• _TEXT BLOCK_
(begin)

Nearest point between two clusters Matlab - matlab

I have a set of clusters consisting of 3D points. I want to get the nearest two points from each two clusters.
For example: I have 5 clusters C1 to C5 consisting of a 3D points. For C1 and C2 there are two points Pc1 "point in C1" and Pc2 "point in C2" that are the closet two points between the two clusters C1 and C2, same between C1 and C3..C5 and same between C2 and C3..C5 and so on. After that I'll have 20 points representing the nearest points between the different clusters.
The second thing is that I want to connect this points together if the distance between each of them and the other is less than a certain distance "threshold".
So I'm asking if anyone could please advise me
Update:
Thanks Amro for your answer, I've updated it to CIDX=kmeans(X, K,'distance','cityblock', 'replicates',5); to solve the empty cluster error. But another error appeared "pdistmex Out of memory. Type HELP MEMORY for your options." So I've checked your answer here: Out of memory error while using clusterdata in MATLAB and updated your code as below but the problem now is that there is now an indexing error in this code mn = min(min(D(idx1,idx2))); I'm asking if there is a workaround for this error?
Code used:
%function single_linkage(depth,clrr)
X = randn(5000,3);
%X=XX;
% clr = clrr;
K=7;
clr = jet(K);
%// cluster into K=4
K = 7;
%CIDX = kmeans(X,K);
%// pairwise distances
SUBSET_SIZE = 1000; %# subset size
ind = randperm(size(X,1));
data = X(ind(1:SUBSET_SIZE), :);
D = squareform(pdist(data));
subs = 1:size(D,1);
CIDX=kmeans(D, K,'distance','sqEuclidean', 'replicates',5);
centers = zeros(K, size(data,2));
for i=1:size(data,2)

(end)

• _INFORMATION PROVIDED_
(begin)

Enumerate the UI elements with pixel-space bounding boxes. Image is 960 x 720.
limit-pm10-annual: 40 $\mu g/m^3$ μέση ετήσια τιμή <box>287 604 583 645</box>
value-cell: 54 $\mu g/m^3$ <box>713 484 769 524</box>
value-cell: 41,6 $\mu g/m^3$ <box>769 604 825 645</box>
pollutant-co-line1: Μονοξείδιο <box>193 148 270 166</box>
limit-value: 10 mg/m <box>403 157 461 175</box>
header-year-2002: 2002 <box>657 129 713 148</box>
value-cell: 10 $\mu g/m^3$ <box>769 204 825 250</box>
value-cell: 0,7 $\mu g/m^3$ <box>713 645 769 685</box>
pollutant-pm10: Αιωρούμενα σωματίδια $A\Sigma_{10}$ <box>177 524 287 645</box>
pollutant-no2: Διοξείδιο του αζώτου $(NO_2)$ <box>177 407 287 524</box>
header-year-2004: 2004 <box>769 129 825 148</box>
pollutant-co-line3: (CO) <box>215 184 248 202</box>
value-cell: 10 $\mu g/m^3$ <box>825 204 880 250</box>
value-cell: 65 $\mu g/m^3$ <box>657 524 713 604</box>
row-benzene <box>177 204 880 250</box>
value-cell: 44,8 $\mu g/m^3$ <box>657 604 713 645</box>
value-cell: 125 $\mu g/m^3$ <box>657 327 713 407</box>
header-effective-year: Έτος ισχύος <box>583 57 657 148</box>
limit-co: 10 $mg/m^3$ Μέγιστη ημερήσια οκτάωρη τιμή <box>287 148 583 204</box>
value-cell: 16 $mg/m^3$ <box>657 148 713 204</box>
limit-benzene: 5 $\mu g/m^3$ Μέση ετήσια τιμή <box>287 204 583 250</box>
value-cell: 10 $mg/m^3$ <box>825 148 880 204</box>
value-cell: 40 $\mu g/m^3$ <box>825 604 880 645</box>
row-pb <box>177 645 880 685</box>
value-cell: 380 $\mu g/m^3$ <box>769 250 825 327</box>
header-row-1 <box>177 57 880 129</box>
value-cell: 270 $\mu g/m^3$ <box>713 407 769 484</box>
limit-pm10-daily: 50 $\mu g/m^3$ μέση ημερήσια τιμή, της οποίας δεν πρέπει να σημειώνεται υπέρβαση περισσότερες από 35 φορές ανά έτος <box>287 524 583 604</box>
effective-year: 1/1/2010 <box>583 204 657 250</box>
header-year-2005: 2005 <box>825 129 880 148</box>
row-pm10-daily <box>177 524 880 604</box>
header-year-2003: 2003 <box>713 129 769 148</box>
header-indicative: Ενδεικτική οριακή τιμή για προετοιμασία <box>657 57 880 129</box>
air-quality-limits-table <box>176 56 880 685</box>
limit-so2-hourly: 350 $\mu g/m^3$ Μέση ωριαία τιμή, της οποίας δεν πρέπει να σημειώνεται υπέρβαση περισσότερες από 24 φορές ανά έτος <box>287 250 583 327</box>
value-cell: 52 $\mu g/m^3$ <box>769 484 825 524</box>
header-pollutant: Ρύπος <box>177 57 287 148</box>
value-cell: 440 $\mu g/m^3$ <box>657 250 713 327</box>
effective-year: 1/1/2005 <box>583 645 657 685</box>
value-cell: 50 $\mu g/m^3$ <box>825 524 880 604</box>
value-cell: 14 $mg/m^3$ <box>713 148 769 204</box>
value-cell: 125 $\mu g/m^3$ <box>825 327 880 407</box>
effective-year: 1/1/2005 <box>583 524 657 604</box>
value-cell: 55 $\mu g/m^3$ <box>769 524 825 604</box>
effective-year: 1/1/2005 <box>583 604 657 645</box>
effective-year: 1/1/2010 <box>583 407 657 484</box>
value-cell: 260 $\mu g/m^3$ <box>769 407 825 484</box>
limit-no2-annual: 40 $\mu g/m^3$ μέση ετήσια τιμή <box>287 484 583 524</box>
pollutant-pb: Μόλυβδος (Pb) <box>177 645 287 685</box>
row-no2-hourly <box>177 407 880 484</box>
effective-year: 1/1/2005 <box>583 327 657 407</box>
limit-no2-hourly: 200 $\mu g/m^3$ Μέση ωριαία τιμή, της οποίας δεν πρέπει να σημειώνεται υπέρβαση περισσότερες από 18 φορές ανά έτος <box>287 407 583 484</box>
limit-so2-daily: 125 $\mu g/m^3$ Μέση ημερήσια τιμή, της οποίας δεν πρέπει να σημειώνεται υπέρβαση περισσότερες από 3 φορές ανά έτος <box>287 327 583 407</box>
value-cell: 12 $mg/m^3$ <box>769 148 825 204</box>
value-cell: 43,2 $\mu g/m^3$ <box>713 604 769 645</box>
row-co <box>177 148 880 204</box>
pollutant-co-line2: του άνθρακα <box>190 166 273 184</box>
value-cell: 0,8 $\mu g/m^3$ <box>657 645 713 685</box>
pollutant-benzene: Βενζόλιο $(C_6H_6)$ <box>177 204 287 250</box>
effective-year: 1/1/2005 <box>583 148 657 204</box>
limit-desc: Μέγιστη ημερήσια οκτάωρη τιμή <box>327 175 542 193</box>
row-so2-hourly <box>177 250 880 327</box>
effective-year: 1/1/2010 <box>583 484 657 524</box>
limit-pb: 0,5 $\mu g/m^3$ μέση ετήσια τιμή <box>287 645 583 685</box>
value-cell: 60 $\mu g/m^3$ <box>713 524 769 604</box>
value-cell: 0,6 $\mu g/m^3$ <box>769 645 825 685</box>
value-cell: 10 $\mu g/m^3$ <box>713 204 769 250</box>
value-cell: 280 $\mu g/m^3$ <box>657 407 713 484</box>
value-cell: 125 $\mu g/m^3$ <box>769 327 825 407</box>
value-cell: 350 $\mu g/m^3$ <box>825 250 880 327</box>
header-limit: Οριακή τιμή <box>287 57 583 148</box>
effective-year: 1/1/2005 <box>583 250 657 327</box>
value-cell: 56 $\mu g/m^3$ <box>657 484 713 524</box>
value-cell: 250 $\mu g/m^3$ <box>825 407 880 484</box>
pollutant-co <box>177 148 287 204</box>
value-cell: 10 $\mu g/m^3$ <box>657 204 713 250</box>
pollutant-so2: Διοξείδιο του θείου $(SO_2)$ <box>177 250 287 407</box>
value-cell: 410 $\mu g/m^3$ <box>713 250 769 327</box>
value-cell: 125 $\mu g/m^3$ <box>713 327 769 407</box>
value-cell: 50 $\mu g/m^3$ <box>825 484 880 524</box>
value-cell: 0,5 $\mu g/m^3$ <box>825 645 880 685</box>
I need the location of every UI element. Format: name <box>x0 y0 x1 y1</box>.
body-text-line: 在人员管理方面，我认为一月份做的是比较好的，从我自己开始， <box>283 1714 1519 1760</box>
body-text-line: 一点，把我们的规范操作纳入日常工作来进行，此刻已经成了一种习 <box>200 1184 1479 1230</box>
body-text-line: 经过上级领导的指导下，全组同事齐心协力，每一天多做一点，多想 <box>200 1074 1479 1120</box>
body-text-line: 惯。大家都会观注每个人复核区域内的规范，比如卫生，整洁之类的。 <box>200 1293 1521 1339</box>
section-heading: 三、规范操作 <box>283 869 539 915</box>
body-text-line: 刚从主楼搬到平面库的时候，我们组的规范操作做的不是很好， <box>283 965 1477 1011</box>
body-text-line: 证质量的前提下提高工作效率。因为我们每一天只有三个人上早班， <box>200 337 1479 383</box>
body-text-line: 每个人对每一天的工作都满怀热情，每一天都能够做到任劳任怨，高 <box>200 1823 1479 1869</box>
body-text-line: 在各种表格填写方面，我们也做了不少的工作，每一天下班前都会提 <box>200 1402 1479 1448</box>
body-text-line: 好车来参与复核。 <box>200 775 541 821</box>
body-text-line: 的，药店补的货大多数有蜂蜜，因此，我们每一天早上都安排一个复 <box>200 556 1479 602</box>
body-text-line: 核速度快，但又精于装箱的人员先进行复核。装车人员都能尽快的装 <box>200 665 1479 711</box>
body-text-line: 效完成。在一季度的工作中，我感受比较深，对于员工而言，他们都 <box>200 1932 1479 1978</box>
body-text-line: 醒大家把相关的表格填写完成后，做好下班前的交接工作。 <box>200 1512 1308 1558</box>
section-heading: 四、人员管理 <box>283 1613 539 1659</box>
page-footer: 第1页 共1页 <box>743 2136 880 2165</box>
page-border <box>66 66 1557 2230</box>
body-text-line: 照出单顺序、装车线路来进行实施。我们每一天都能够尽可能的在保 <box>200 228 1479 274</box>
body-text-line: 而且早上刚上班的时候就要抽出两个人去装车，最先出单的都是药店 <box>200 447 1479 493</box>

(end)

• _OBJECTIVES_
1 > In the MATLAB clusters question, how many points does the asker expect to end up with after finding the nearest pair for every two of the five clusters?
2 > Repeat the part of the MATLAB clusters question that begins at the words "The second thing" and stops after "for this error?".

• _FULL ANSWERS_
1 > 20 points.

2 >
The second thing is that I want to connect this points together if the distance between each of them and the other is less than a certain distance "threshold".
So I'm asking if anyone could please advise me
Update:
Thanks Amro for your answer, I've updated it to CIDX=kmeans(X, K,'distance','cityblock', 'replicates',5); to solve the empty cluster error. But another error appeared "pdistmex Out of memory. Type HELP MEMORY for your options." So I've checked your answer here: Out of memory error while using clusterdata in MATLAB and updated your code as below but the problem now is that there is now an indexing error in this code mn = min(min(D(idx1,idx2))); I'm asking if there is a workaround for this error?